In the listing below, locate the lines bearing the word "NaOH". Copy every one of them.

* * * * * * *

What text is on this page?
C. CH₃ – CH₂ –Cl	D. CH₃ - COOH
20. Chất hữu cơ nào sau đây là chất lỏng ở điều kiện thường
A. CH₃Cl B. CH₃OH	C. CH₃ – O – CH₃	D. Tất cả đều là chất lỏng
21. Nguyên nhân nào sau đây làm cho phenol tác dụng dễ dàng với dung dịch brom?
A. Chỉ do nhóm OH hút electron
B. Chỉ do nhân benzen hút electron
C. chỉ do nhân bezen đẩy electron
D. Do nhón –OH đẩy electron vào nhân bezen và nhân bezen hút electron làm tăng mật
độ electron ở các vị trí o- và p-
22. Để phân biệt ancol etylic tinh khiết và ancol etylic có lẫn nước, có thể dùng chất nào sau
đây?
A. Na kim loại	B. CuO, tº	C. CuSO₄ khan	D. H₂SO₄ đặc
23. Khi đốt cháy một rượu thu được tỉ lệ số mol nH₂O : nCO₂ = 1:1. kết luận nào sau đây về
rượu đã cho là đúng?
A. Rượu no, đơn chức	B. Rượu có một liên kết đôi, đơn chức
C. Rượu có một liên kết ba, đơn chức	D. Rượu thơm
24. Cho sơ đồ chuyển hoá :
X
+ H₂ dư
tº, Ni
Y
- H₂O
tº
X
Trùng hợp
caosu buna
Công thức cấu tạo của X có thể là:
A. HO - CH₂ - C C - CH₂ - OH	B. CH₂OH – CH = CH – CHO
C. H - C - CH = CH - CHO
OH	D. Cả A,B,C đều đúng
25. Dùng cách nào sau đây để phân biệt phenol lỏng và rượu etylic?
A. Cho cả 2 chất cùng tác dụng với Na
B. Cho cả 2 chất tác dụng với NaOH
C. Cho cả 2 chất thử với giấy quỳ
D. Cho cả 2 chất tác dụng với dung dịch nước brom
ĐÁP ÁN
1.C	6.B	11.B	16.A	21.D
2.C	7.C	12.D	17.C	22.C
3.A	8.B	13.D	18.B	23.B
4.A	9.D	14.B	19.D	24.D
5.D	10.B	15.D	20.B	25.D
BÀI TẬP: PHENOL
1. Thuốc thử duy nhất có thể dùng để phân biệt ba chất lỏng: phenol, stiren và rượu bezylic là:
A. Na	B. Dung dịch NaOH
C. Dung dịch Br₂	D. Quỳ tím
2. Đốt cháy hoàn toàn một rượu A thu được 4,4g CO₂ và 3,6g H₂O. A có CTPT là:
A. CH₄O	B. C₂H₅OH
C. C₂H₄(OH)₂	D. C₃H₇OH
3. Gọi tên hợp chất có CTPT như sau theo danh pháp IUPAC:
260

* * * * * * *

▸ **Correct response**:
B. Cho cả 2 chất tác dụng với NaOH
A. Na	B. Dung dịch NaOH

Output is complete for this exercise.